▶ Exercise objective: Tally the lines in the listing below that contain "gdzie" and report the tally alone.

* start *

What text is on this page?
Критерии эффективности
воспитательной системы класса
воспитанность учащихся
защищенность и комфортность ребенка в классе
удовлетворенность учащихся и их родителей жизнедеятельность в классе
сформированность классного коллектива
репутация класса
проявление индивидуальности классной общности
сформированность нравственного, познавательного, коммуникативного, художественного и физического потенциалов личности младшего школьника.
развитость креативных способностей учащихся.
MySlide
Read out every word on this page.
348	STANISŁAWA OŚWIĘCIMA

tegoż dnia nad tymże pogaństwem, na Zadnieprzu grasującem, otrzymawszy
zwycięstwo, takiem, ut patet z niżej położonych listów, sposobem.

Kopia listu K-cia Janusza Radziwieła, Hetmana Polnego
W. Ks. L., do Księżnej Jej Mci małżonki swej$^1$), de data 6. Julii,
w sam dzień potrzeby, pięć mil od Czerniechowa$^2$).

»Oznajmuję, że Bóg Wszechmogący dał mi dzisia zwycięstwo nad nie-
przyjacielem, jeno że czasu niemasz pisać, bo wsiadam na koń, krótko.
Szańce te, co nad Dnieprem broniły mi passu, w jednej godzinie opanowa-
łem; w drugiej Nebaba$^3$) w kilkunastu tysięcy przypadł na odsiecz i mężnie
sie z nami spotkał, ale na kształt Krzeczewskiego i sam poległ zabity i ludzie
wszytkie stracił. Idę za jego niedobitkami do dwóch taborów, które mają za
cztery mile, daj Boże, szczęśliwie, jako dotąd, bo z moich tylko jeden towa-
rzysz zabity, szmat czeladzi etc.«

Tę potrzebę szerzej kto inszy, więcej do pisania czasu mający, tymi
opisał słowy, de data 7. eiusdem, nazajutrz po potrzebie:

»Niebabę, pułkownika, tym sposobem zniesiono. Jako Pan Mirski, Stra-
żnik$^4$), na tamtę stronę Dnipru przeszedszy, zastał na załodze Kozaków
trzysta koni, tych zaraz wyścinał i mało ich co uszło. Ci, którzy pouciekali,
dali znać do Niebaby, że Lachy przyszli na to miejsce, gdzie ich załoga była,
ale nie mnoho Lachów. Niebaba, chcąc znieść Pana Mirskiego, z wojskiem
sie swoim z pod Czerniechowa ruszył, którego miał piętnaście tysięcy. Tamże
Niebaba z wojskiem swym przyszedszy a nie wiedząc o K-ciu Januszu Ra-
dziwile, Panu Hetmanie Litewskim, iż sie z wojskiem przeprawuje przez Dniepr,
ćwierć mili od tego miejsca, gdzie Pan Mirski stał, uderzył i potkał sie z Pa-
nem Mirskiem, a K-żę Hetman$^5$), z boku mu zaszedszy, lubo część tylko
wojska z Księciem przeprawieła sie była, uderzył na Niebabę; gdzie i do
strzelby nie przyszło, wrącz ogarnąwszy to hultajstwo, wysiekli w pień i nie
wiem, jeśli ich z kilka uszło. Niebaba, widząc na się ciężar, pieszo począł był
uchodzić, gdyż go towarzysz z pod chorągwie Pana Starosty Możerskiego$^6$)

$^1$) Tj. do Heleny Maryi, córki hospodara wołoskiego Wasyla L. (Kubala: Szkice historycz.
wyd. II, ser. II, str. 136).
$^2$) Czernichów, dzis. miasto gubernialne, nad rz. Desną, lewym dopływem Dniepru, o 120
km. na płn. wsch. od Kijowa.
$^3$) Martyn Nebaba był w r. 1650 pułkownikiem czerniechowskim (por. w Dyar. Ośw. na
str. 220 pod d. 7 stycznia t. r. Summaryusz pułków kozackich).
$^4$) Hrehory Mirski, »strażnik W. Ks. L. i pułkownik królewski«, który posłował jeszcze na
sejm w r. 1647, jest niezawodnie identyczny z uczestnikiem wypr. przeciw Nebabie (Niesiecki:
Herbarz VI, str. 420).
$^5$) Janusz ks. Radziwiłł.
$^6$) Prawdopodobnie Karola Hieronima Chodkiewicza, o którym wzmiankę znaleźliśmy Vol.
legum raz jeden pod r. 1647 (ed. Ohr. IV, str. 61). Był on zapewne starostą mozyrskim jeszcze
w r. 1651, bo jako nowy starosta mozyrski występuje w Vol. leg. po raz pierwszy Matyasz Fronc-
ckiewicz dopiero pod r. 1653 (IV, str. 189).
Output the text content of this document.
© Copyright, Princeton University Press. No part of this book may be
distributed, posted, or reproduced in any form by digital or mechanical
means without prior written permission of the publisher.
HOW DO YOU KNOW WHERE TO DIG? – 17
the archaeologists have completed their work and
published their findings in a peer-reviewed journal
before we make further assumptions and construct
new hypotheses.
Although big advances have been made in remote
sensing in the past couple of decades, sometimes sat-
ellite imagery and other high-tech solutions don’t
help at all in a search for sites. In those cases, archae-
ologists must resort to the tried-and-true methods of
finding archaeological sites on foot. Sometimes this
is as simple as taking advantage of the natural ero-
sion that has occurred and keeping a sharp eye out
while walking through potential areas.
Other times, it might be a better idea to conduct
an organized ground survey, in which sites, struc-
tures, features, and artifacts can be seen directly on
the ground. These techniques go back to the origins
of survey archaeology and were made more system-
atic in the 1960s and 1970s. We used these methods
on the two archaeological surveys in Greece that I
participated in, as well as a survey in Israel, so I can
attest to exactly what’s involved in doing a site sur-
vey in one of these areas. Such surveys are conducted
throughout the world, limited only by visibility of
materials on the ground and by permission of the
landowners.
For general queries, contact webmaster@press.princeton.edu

* end *

▶ Answer to the problem: 3